■ **Goal of the exercise**
Please set out the rows as a numbered list, from the very first row up to and including the row with "y-tick-label: 5: [41, 328, 47, 340]", and leave out any blank lines.

■ **Records shown**

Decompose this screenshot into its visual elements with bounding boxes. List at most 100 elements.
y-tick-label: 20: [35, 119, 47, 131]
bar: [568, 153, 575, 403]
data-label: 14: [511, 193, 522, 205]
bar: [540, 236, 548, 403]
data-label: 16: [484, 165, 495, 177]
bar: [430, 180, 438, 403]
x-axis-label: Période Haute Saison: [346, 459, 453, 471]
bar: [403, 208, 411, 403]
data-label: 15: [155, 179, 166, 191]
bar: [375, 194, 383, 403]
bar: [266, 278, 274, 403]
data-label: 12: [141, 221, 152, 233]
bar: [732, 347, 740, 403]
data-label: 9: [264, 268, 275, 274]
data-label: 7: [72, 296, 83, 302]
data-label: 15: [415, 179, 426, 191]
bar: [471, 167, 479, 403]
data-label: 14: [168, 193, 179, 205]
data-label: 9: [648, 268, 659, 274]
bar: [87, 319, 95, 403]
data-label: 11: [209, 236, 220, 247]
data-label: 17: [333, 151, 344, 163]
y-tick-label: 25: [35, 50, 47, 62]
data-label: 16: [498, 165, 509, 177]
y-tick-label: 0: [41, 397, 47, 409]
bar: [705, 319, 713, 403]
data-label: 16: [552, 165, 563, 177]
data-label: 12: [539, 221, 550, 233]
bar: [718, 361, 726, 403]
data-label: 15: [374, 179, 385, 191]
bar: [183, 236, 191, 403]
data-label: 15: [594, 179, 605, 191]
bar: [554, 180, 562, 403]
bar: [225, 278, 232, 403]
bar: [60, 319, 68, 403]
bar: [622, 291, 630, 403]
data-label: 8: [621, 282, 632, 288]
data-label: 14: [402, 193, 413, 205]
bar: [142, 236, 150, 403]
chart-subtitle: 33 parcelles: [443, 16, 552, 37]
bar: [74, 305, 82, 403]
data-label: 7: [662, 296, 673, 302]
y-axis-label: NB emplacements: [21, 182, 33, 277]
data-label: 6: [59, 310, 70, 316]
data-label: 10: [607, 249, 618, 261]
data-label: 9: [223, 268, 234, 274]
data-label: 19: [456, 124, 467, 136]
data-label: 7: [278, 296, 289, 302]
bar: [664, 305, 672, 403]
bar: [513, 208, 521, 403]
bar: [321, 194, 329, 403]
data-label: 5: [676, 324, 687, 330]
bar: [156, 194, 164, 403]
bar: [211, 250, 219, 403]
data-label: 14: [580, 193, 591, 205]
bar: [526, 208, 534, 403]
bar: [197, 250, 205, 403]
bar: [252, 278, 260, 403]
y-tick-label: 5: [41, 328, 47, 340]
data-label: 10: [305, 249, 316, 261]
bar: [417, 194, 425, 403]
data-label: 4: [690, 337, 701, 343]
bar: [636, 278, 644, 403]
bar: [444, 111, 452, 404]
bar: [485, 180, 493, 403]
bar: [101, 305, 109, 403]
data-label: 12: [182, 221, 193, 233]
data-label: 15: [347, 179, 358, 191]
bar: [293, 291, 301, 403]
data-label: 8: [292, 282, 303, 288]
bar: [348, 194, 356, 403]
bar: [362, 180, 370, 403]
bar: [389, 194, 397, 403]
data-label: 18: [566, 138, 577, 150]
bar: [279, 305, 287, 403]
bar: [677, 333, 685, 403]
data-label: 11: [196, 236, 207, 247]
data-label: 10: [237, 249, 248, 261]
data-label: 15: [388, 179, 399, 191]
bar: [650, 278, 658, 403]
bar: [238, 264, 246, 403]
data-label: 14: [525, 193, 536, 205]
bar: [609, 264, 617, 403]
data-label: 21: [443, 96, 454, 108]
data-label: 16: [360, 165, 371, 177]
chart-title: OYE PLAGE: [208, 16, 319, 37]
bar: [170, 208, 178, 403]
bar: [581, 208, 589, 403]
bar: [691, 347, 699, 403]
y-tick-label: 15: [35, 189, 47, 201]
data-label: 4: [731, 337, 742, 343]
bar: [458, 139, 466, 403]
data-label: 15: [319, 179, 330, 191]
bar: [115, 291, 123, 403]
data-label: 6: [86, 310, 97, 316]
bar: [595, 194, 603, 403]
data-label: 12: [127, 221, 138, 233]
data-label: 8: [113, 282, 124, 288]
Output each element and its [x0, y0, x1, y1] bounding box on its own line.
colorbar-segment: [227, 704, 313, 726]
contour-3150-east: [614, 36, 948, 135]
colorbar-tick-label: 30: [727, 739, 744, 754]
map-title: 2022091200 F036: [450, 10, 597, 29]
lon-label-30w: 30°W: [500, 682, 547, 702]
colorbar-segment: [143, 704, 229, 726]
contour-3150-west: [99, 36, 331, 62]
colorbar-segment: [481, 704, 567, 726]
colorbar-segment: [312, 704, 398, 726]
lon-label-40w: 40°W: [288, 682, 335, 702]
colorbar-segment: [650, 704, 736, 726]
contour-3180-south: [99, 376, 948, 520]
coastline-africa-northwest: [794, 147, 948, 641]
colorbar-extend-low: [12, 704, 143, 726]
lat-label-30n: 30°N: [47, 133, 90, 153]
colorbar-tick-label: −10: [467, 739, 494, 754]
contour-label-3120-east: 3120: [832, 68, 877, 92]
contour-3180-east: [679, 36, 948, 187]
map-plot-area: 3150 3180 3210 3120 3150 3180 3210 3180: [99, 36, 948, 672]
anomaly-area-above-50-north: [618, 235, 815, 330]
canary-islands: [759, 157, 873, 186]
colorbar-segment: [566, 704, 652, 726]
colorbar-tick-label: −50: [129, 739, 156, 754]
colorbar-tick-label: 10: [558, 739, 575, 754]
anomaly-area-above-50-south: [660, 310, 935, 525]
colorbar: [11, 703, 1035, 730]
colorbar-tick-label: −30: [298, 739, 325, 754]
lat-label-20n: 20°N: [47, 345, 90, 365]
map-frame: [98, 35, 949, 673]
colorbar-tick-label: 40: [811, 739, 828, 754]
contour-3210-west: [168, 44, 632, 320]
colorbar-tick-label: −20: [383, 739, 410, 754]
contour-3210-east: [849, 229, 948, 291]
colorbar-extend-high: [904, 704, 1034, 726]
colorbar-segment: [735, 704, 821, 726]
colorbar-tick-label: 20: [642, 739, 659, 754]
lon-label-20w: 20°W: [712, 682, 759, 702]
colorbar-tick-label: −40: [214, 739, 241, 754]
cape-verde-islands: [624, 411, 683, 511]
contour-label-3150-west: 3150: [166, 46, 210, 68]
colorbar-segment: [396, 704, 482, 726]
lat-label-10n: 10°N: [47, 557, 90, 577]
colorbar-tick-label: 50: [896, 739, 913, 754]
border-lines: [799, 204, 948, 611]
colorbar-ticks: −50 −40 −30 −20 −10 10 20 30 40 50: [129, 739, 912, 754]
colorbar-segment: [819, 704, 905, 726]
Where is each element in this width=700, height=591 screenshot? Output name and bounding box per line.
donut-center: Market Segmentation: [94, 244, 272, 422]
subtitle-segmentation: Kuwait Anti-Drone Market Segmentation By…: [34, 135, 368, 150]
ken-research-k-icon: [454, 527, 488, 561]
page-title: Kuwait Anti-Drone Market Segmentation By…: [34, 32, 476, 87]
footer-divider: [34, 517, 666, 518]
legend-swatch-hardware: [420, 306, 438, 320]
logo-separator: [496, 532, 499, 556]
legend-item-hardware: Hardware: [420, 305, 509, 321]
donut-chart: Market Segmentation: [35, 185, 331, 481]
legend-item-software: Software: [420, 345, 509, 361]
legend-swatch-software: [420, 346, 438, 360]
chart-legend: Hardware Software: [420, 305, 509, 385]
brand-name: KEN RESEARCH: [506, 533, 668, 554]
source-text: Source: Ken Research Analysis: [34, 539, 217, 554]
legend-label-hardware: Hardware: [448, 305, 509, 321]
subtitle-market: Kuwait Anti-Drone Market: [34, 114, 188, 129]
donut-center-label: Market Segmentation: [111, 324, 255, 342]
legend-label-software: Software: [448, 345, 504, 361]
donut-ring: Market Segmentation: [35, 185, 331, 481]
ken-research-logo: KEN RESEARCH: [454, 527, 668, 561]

■ **Exercise solution**
1. Decompose this screenshot into its visual elements with bounding boxes. List at most 100 elements.
2. y-tick-label: 20: [35, 119, 47, 131]
3. bar: [568, 153, 575, 403]
4. data-label: 14: [511, 193, 522, 205]
5. bar: [540, 236, 548, 403]
6. data-label: 16: [484, 165, 495, 177]
7. bar: [430, 180, 438, 403]
8. x-axis-label: Période Haute Saison: [346, 459, 453, 471]
9. bar: [403, 208, 411, 403]
10. data-label: 15: [155, 179, 166, 191]
11. bar: [375, 194, 383, 403]
12. bar: [266, 278, 274, 403]
13. data-label: 12: [141, 221, 152, 233]
14. bar: [732, 347, 740, 403]
15. data-label: 9: [264, 268, 275, 274]
16. data-label: 7: [72, 296, 83, 302]
17. data-label: 15: [415, 179, 426, 191]
18. bar: [471, 167, 479, 403]
19. data-label: 14: [168, 193, 179, 205]
20. data-label: 9: [648, 268, 659, 274]
21. bar: [87, 319, 95, 403]
22. data-label: 11: [209, 236, 220, 247]
23. data-label: 17: [333, 151, 344, 163]
24. y-tick-label: 25: [35, 50, 47, 62]
25. data-label: 16: [498, 165, 509, 177]
26. y-tick-label: 0: [41, 397, 47, 409]
27. bar: [705, 319, 713, 403]
28. data-label: 16: [552, 165, 563, 177]
29. data-label: 12: [539, 221, 550, 233]
30. bar: [718, 361, 726, 403]
31. data-label: 15: [374, 179, 385, 191]
32. bar: [183, 236, 191, 403]
33. data-label: 15: [594, 179, 605, 191]
34. bar: [554, 180, 562, 403]
35. bar: [225, 278, 232, 403]
36. bar: [60, 319, 68, 403]
37. bar: [622, 291, 630, 403]
38. data-label: 8: [621, 282, 632, 288]
39. data-label: 14: [402, 193, 413, 205]
40. bar: [142, 236, 150, 403]
41. chart-subtitle: 33 parcelles: [443, 16, 552, 37]
42. bar: [74, 305, 82, 403]
43. data-label: 7: [662, 296, 673, 302]
44. y-axis-label: NB emplacements: [21, 182, 33, 277]
45. data-label: 6: [59, 310, 70, 316]
46. data-label: 10: [607, 249, 618, 261]
47. data-label: 9: [223, 268, 234, 274]
48. data-label: 19: [456, 124, 467, 136]
49. data-label: 7: [278, 296, 289, 302]
50. bar: [664, 305, 672, 403]
51. bar: [513, 208, 521, 403]
52. bar: [321, 194, 329, 403]
53. data-label: 5: [676, 324, 687, 330]
54. bar: [156, 194, 164, 403]
55. bar: [211, 250, 219, 403]
56. data-label: 14: [580, 193, 591, 205]
57. bar: [526, 208, 534, 403]
58. bar: [197, 250, 205, 403]
59. bar: [252, 278, 260, 403]
60. y-tick-label: 5: [41, 328, 47, 340]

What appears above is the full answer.